** START SOURCE MATERIAL **
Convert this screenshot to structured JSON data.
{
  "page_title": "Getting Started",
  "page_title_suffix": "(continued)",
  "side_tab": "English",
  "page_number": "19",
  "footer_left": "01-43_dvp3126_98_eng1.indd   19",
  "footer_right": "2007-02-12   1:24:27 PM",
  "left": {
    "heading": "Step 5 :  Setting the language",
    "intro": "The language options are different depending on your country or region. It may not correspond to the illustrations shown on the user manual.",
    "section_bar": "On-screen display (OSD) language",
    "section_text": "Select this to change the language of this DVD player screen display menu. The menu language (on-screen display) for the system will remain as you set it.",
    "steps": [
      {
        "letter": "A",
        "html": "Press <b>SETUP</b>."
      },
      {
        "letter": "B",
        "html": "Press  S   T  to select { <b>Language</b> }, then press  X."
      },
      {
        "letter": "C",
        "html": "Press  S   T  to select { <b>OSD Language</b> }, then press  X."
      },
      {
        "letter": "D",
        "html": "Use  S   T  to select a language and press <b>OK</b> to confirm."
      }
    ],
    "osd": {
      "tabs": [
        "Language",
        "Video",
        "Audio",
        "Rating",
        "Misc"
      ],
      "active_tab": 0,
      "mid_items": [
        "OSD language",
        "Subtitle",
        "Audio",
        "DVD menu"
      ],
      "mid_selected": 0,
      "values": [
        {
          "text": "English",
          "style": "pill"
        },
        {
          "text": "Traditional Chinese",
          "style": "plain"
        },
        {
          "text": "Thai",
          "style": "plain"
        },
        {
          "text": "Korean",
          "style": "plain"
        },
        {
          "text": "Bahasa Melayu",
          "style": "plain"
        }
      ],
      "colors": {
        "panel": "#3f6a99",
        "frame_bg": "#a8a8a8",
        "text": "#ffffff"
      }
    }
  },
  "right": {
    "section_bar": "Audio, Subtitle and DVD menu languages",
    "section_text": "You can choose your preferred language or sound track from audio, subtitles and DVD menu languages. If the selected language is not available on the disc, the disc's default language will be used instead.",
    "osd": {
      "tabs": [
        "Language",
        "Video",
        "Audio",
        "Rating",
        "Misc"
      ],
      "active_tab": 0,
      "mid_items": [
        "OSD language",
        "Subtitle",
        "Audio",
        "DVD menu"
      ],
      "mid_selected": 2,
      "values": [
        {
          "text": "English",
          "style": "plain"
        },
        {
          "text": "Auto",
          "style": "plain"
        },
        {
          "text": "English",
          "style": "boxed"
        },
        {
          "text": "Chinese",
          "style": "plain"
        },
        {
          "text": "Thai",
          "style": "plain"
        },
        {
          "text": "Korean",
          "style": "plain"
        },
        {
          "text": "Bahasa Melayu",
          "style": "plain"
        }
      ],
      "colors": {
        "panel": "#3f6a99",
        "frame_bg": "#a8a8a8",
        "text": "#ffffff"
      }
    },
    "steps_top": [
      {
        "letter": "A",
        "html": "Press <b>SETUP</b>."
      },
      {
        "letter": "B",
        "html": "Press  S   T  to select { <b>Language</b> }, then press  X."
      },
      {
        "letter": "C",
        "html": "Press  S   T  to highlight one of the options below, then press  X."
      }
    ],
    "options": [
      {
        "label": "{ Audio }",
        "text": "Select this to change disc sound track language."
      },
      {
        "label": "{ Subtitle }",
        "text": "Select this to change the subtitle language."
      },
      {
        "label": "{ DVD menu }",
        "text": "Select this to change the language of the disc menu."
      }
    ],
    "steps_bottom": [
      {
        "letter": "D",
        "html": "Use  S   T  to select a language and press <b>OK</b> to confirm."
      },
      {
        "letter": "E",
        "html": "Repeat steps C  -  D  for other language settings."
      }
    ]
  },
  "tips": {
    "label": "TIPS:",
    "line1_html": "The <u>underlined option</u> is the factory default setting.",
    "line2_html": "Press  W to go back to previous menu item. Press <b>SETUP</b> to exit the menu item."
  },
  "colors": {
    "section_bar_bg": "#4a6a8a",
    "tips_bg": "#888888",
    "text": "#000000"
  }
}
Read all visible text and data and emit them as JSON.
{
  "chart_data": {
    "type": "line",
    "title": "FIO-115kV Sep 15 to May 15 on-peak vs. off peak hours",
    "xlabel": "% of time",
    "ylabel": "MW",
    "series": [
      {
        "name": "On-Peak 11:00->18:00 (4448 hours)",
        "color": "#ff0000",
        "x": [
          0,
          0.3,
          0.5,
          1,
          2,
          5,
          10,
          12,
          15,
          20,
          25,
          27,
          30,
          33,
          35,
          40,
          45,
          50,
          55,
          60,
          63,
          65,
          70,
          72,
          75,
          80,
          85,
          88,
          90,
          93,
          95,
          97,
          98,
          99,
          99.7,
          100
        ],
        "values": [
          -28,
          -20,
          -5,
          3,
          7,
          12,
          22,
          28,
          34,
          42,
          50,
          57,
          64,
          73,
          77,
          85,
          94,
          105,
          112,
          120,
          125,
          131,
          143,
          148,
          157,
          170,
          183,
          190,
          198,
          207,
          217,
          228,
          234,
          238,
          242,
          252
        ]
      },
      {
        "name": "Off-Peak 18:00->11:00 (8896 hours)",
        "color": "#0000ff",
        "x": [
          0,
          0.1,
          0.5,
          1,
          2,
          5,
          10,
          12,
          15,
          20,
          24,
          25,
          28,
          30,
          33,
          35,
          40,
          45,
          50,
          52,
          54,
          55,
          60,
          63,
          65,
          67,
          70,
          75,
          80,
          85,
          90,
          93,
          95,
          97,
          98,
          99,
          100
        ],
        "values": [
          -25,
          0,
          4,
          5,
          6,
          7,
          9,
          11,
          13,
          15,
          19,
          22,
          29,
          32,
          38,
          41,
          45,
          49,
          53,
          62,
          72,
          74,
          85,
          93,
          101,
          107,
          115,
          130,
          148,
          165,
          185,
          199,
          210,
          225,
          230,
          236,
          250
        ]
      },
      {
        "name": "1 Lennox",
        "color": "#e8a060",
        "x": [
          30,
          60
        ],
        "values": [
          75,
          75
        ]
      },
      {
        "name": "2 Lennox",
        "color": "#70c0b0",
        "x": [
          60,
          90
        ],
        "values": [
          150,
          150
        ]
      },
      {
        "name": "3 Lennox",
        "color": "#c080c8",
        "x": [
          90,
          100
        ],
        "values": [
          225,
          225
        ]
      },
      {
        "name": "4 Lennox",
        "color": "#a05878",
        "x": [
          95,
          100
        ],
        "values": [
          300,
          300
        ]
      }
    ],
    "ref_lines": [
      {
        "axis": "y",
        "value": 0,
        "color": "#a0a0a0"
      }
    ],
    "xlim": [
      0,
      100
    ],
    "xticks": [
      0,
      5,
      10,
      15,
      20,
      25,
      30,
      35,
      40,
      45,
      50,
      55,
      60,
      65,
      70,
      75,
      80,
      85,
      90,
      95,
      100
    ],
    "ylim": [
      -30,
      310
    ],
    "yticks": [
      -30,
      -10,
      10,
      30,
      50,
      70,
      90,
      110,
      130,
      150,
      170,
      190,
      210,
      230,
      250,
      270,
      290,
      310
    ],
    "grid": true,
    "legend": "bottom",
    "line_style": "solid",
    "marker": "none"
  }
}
** END SOURCE MATERIAL **
**PROMPT**
Identify the lines of the entries containing the string "then". Copy each such line.

**OUTPUT FOR THIS EXERCISE**
        "html": "Press  S   T  to select { <b>Language</b> }, then press  X."
        "html": "Press  S   T  to select { <b>OSD Language</b> }, then press  X."
        "html": "Press  S   T  to select { <b>Language</b> }, then press  X."
        "html": "Press  S   T  to highlight one of the options below, then press  X."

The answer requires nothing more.